--- The input ---

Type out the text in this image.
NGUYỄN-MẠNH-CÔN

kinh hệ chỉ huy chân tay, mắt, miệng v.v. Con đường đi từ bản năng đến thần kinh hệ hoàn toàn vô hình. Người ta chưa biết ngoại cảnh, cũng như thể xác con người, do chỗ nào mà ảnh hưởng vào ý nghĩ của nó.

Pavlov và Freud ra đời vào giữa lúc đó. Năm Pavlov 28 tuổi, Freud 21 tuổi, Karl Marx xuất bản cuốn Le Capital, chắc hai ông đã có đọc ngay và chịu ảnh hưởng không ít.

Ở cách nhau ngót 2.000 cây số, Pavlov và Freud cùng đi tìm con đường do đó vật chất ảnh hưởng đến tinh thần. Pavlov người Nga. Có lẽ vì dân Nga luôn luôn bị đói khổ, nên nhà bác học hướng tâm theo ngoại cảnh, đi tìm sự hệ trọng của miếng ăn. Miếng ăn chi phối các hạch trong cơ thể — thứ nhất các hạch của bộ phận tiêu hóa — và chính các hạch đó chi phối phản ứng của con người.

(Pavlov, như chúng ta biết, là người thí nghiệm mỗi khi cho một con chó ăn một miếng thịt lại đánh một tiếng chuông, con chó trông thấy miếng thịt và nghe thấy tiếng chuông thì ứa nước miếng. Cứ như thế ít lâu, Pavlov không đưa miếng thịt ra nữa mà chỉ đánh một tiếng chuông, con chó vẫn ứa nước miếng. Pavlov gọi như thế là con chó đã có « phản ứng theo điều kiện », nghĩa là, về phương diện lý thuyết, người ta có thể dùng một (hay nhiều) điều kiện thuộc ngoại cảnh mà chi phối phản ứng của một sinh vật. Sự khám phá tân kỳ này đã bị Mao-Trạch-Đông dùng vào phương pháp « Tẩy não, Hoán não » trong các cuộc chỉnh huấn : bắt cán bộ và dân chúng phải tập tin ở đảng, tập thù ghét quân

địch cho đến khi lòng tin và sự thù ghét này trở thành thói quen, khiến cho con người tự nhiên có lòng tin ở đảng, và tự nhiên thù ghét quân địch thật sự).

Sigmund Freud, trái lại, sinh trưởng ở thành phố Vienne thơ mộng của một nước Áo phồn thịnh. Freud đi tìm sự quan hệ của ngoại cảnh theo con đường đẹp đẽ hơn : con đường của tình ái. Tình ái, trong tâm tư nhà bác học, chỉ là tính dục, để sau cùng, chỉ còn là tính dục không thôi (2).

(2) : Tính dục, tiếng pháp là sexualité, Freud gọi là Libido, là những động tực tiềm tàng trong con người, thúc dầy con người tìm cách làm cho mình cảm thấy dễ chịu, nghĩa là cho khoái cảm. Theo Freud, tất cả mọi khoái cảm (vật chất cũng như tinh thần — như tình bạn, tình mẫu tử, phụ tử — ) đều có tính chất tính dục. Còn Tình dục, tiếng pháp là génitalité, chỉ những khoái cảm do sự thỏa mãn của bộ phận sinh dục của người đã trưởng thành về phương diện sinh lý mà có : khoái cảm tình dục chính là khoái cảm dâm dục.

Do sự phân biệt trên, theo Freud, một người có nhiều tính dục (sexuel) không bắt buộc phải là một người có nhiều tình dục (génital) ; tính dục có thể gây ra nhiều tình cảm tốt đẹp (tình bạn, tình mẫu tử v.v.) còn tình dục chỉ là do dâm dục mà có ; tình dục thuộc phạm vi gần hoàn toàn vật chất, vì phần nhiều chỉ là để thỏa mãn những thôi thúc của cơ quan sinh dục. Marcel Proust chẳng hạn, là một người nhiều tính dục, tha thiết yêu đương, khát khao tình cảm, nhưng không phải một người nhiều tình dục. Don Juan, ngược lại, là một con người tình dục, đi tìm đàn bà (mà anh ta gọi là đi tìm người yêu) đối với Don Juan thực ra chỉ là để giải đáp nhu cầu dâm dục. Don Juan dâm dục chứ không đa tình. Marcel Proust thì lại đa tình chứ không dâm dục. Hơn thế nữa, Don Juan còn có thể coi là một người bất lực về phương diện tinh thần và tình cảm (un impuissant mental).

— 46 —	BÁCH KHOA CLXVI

---

◆ Task instructions: Find how many lines in the records contain the string "nước", then give the number alone.

◆ Output: 2